Directions: Put each line of the items below into a Markdown table with the columns Row and Item line, numbering the rows in order and skipping any blank lines.

Given entries:
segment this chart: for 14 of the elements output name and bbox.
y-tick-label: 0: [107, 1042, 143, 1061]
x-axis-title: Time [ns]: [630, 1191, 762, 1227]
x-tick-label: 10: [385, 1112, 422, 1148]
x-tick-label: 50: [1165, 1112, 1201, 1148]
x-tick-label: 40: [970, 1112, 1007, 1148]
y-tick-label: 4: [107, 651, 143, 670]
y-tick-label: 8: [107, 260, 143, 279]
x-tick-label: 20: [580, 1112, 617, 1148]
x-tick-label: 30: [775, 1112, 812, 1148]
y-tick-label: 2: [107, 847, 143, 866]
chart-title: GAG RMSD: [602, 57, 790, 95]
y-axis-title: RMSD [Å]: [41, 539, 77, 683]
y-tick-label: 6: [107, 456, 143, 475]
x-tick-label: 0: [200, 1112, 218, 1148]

Finished answer:
| Row | Item line |
|---|---|
| 1 | segment this chart: for 14 of the elements output name and bbox. |
| 2 | y-tick-label: 0: [107, 1042, 143, 1061] |
| 3 | x-axis-title: Time [ns]: [630, 1191, 762, 1227] |
| 4 | x-tick-label: 10: [385, 1112, 422, 1148] |
| 5 | x-tick-label: 50: [1165, 1112, 1201, 1148] |
| 6 | x-tick-label: 40: [970, 1112, 1007, 1148] |
| 7 | y-tick-label: 4: [107, 651, 143, 670] |
| 8 | y-tick-label: 8: [107, 260, 143, 279] |
| 9 | x-tick-label: 20: [580, 1112, 617, 1148] |
| 10 | x-tick-label: 30: [775, 1112, 812, 1148] |
| 11 | y-tick-label: 2: [107, 847, 143, 866] |
| 12 | chart-title: GAG RMSD: [602, 57, 790, 95] |
| 13 | y-axis-title: RMSD [Å]: [41, 539, 77, 683] |
| 14 | y-tick-label: 6: [107, 456, 143, 475] |
| 15 | x-tick-label: 0: [200, 1112, 218, 1148] |